● **TEXT PROVIDED**:
More women aged 40 and older are giving birth. Photo credit KatarzynaBialasiewicz More and more people are waiting until they are older to start families. This can be seen, for example, in the fact that more women aged 40 and older are giving birth. Since 2016, it is possible for single mothers in Sweden to have children via assisted reproduction with donated sperm – so-called solo mothers. Being older during pregnancy increases the risk of complications. Being a single parent and, for the child, growing up with a single parent, may also be associated with stress and reduced wellbeing.
During her PhD, the psychologist Malin Lindell Petterson has taken a closer look at pregnancy and childbirth in older women. She has also examined whether marital status and the process of becoming a parent (through infertility treatment or spontaneous pregnancy) are associated with different pregnancy and childbirth outcomes, as well as the likelihood of the child or the woman receiving special diagnoses.
In her studies, she has found that marital status of the woman in question can have an effect. The researchers have divided the family types into two groups based on information about their marital status in the National Medical Birth Register. In one study, she and her colleagues have found that single mothers have significantly higher risk of receiving a special diagnosis compared to cohabiting women, regardless of age. This was a surprise to Malin Lindell Petterson.Malin Lindell Pettersson. Photo credit Magnus Johansson
“I also think it is surprising that children of single mothers receive more psychological diagnoses early on, up until the age of five, compared to children with cohabiting parents”, she says. She has recently defended her dissertation at Linköping University, and currently works as a psychologist at the University Hospitals women’s clinic.
That the women in the register studies were single mothers in the beginning of their pregnancies may have depended on several reasons. Malin Lindell Pettersson says that the starting position for single mothers can have a great effect on pregnancy, childbirth and parenthood. There is a difference in starting positions between women who have unplanned pregnancies. For example, between those who have split up with their partners or lose their partners early during pregnancy, and those who themselves choose to become pregnant and become single mothers.
In 2019, a prospective cohort study was begun, led by the researchers Evangelia Elenis, Gunilla Sydsjö and Agneta Skoog Svanberg. In this study, women who planned to be single mothers – so-called solo mothers who have children through assisted reproduction, were compared with cohabiting women in heterosexual relationships who become pregnant through in vitro fertilisation, IVF treatment. Having good support around oneself when becoming a single parent is of great significance for ones health. In this study, the mothers who planned to be single mothers said that they had good support, mainly from friends and their parents.
“Given the risks associated with being a child of a single parent, it is even more important to research the needs of these women and follow up on how it goes for them, in order to get as good results as possible. We are going to follow the women and their children for at least a couple of years. This kind of family, consisting of voluntarily single mothers, has probably become more common now that single women can have children through sperm donation here in Sweden, and no longer need to organise it themselves or go abroad”, says Malin Lindell Petterson.
There can also be positive aspects of becoming a parent when one is older. Older people may be in a better position economically, may be more established on the work and property markets, may have a larger social network, and may have achieved greater personal maturity. There are also studies indicating that the sense of happiness one feels after becoming a parent lasts longer in older people than in younger new parents.
Malin Lindell Petterson completed her doctoral thesis at Linköping University on 11 March 2022.

● **DATA SECTION**:

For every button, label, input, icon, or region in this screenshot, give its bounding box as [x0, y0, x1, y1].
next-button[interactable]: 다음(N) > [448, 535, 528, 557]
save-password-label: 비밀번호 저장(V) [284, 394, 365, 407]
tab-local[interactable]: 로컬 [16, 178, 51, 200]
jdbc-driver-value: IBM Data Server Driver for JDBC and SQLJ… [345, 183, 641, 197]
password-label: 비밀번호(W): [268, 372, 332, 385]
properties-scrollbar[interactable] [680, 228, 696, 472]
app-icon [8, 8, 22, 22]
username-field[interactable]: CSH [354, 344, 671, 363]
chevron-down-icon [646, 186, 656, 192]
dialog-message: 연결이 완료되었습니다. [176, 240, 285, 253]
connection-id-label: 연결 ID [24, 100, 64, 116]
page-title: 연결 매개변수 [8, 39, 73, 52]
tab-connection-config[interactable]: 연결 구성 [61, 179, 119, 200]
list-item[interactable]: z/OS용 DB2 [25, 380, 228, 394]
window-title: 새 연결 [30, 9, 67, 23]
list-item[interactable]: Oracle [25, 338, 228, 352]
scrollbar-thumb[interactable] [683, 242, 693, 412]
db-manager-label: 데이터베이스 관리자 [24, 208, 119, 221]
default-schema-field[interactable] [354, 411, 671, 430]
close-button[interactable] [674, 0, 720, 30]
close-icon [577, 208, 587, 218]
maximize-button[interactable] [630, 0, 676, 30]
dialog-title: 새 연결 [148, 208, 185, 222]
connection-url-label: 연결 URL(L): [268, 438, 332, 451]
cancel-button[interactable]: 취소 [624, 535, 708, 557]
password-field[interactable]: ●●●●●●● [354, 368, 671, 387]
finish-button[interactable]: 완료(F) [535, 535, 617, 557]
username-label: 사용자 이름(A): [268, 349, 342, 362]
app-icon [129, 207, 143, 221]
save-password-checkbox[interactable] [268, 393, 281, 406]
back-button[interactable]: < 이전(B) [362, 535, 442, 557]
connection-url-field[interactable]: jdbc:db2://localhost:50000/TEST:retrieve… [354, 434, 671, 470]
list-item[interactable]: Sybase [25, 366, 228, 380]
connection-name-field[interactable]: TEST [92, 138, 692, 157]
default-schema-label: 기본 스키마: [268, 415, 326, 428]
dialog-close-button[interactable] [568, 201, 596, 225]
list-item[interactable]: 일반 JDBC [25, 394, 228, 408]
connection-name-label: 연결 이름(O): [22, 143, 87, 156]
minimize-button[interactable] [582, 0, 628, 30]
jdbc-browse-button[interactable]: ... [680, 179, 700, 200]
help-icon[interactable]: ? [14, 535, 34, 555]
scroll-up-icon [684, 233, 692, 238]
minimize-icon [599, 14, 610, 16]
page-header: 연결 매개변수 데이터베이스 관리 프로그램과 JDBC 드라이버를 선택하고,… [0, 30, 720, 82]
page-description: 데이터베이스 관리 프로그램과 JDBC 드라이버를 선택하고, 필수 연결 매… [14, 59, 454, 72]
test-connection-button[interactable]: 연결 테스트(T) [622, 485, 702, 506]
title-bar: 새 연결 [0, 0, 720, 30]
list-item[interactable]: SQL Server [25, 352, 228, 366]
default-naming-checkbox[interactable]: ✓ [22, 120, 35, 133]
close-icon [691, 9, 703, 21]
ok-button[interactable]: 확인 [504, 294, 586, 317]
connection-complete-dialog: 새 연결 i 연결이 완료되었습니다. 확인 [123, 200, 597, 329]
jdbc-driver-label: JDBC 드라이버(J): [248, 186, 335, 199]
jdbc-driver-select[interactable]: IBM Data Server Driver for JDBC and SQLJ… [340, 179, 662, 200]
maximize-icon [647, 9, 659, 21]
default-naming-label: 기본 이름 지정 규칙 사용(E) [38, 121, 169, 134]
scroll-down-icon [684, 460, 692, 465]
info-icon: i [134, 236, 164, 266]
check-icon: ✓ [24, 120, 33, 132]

● **EXERCISE TASKS**:
(1) From the article on later parenthood, reproduce word for word the passage beginning with the words "More women aged 40 and older are giving birth. Photo" and ending with "and reduced wellbeing.".
(2) Name every researcher the article on later parenthood identifies as leading the prospective cohort study begun in 2019.

● **RESPONSES TO THE EXERCISE**:
(1)
More women aged 40 and older are giving birth. Photo credit KatarzynaBialasiewicz More and more people are waiting until they are older to start families. This can be seen, for example, in the fact that more women aged 40 and older are giving birth. Since 2016, it is possible for single mothers in Sweden to have children via assisted reproduction with donated sperm – so-called solo mothers. Being older during pregnancy increases the risk of complications. Being a single parent and, for the child, growing up with a single parent, may also be associated with stress and reduced wellbeing.

(2)
Evangelia Elenis
Gunilla Sydsjö
Agneta Skoog Svanberg